Copy out the data below as written; omit any images.

[Dataset entries]
------------------------
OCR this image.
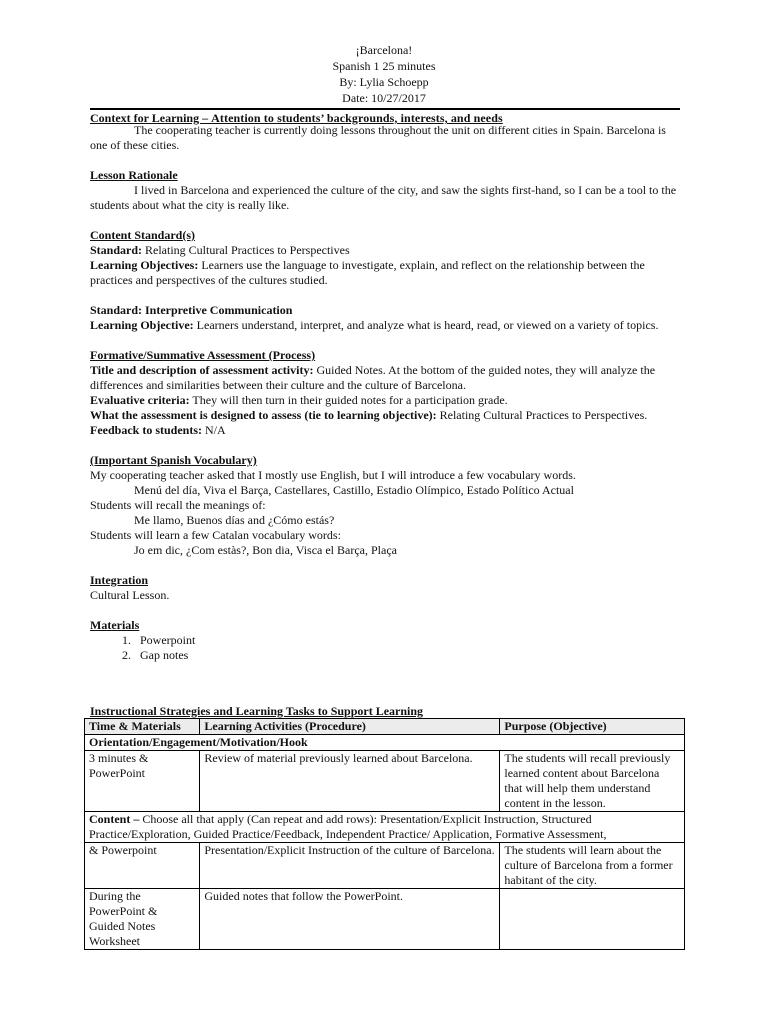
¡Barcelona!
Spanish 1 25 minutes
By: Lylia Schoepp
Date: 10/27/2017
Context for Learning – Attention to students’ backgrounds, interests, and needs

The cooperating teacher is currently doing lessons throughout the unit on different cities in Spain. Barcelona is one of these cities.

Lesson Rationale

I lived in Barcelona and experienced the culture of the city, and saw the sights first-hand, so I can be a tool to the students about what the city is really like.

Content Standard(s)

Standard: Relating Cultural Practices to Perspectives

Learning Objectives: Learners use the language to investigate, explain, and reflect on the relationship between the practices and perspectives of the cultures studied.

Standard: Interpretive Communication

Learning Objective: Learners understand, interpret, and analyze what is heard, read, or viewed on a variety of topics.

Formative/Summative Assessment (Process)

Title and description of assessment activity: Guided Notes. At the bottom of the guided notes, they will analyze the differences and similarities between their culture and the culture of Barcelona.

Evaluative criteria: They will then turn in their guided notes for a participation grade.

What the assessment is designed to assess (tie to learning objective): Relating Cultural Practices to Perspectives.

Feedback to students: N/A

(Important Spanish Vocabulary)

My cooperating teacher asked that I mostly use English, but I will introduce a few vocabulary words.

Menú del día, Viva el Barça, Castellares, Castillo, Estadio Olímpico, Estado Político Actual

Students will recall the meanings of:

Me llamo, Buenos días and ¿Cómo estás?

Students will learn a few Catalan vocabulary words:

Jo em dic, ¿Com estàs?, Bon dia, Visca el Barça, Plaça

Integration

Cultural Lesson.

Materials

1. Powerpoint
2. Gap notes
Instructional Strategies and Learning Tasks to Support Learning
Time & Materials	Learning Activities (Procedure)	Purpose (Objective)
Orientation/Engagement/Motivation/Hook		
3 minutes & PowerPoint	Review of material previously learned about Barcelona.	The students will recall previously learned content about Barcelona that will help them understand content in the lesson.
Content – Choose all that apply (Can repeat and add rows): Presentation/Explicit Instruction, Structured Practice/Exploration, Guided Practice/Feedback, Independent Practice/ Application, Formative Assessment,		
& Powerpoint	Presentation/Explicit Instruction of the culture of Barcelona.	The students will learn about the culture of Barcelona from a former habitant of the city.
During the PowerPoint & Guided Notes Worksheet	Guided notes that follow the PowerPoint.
------------------------
The completed task:
OCR this image.
¡Barcelona!
Spanish 1 25 minutes
By: Lylia Schoepp
Date: 10/27/2017
Context for Learning – Attention to students’ backgrounds, interests, and needs

The cooperating teacher is currently doing lessons throughout the unit on different cities in Spain. Barcelona is one of these cities.

Lesson Rationale

I lived in Barcelona and experienced the culture of the city, and saw the sights first-hand, so I can be a tool to the students about what the city is really like.

Content Standard(s)

Standard: Relating Cultural Practices to Perspectives

Learning Objectives: Learners use the language to investigate, explain, and reflect on the relationship between the practices and perspectives of the cultures studied.

Standard: Interpretive Communication

Learning Objective: Learners understand, interpret, and analyze what is heard, read, or viewed on a variety of topics.

Formative/Summative Assessment (Process)

Title and description of assessment activity: Guided Notes. At the bottom of the guided notes, they will analyze the differences and similarities between their culture and the culture of Barcelona.

Evaluative criteria: They will then turn in their guided notes for a participation grade.

What the assessment is designed to assess (tie to learning objective): Relating Cultural Practices to Perspectives.

Feedback to students: N/A

(Important Spanish Vocabulary)

My cooperating teacher asked that I mostly use English, but I will introduce a few vocabulary words.

Menú del día, Viva el Barça, Castellares, Castillo, Estadio Olímpico, Estado Político Actual

Students will recall the meanings of:

Me llamo, Buenos días and ¿Cómo estás?

Students will learn a few Catalan vocabulary words:

Jo em dic, ¿Com estàs?, Bon dia, Visca el Barça, Plaça

Integration

Cultural Lesson.

Materials

1. Powerpoint
2. Gap notes
Instructional Strategies and Learning Tasks to Support Learning
Time & Materials	Learning Activities (Procedure)	Purpose (Objective)
Orientation/Engagement/Motivation/Hook		
3 minutes & PowerPoint	Review of material previously learned about Barcelona.	The students will recall previously learned content about Barcelona that will help them understand content in the lesson.
Content – Choose all that apply (Can repeat and add rows): Presentation/Explicit Instruction, Structured Practice/Exploration, Guided Practice/Feedback, Independent Practice/ Application, Formative Assessment,		
& Powerpoint	Presentation/Explicit Instruction of the culture of Barcelona.	The students will learn about the culture of Barcelona from a former habitant of the city.
During the PowerPoint & Guided Notes Worksheet	Guided notes that follow the PowerPoint.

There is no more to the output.